- **WORK INSTRUCTIONS**
Reproduce every row below word for word, with no changes of any kind.

_ _ _ _ _

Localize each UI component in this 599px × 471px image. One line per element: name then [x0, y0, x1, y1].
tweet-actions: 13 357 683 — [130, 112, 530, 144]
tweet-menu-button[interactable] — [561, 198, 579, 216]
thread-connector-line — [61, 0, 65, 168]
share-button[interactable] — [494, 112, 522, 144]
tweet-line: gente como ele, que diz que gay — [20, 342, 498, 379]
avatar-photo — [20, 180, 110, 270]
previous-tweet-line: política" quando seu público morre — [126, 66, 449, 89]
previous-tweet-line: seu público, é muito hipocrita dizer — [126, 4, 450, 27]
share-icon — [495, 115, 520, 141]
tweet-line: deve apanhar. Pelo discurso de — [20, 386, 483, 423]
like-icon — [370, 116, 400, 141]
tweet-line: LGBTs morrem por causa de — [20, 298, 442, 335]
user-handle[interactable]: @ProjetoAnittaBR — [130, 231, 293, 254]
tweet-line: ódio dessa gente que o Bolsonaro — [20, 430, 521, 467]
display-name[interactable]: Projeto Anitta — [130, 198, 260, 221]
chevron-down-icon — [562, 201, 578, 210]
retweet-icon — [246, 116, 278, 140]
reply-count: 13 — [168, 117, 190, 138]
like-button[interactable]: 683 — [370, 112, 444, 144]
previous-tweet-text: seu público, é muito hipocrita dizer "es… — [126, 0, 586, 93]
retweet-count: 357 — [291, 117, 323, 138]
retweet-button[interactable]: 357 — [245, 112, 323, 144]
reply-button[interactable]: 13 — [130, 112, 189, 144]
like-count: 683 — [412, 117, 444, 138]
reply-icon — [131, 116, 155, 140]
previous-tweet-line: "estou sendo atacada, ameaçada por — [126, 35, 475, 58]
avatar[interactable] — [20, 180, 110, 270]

_ _ _ _ _

- **RESPONSE BELOW**
Localize each UI component in this 599px × 471px image. One line per element: name then [x0, y0, x1, y1].
tweet-actions: 13 357 683 — [130, 112, 530, 144]
tweet-menu-button[interactable] — [561, 198, 579, 216]
thread-connector-line — [61, 0, 65, 168]
share-button[interactable] — [494, 112, 522, 144]
tweet-line: gente como ele, que diz que gay — [20, 342, 498, 379]
avatar-photo — [20, 180, 110, 270]
previous-tweet-line: política" quando seu público morre — [126, 66, 449, 89]
previous-tweet-line: seu público, é muito hipocrita dizer — [126, 4, 450, 27]
share-icon — [495, 115, 520, 141]
tweet-line: deve apanhar. Pelo discurso de — [20, 386, 483, 423]
like-icon — [370, 116, 400, 141]
tweet-line: LGBTs morrem por causa de — [20, 298, 442, 335]
user-handle[interactable]: @ProjetoAnittaBR — [130, 231, 293, 254]
tweet-line: ódio dessa gente que o Bolsonaro — [20, 430, 521, 467]
display-name[interactable]: Projeto Anitta — [130, 198, 260, 221]
chevron-down-icon — [562, 201, 578, 210]
retweet-icon — [246, 116, 278, 140]
reply-count: 13 — [168, 117, 190, 138]
like-button[interactable]: 683 — [370, 112, 444, 144]
previous-tweet-text: seu público, é muito hipocrita dizer "es… — [126, 0, 586, 93]
retweet-count: 357 — [291, 117, 323, 138]
retweet-button[interactable]: 357 — [245, 112, 323, 144]
reply-button[interactable]: 13 — [130, 112, 189, 144]
like-count: 683 — [412, 117, 444, 138]
reply-icon — [131, 116, 155, 140]
previous-tweet-line: "estou sendo atacada, ameaçada por — [126, 35, 475, 58]
avatar[interactable] — [20, 180, 110, 270]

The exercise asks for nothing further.